## Task instructions
Lines that include the word "title" are the ones to copy.

## Given entries
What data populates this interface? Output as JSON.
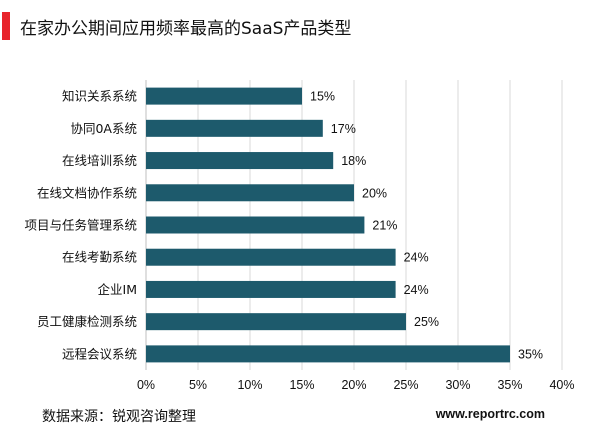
{
  "title": "在家办公期间应用频率最高的SaaS产品类型",
  "source": "数据来源：锐观咨询整理",
  "website": "www.reportrc.com",
  "colors": {
    "bar": "#1d5a6c",
    "accent": "#e8242b",
    "grid": "#d9d9d9"
  },
  "chart_data": {
    "type": "bar",
    "orientation": "horizontal",
    "title": "在家办公期间应用频率最高的SaaS产品类型",
    "categories": [
      "知识关系系统",
      "协同0A系统",
      "在线培训系统",
      "在线文档协作系统",
      "项目与任务管理系统",
      "在线考勤系统",
      "企业IM",
      "员工健康检测系统",
      "远程会议系统"
    ],
    "values": [
      15,
      17,
      18,
      20,
      21,
      24,
      24,
      25,
      35
    ],
    "value_labels": [
      "15%",
      "17%",
      "18%",
      "20%",
      "21%",
      "24%",
      "24%",
      "25%",
      "35%"
    ],
    "xlim": [
      0,
      40
    ],
    "x_ticks": [
      0,
      5,
      10,
      15,
      20,
      25,
      30,
      35,
      40
    ],
    "x_tick_labels": [
      "0%",
      "5%",
      "10%",
      "15%",
      "20%",
      "25%",
      "30%",
      "35%",
      "40%"
    ],
    "grid": true,
    "legend": "none"
  }
}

## Final answer
  "title": "在家办公期间应用频率最高的SaaS产品类型",
    "title": "在家办公期间应用频率最高的SaaS产品类型",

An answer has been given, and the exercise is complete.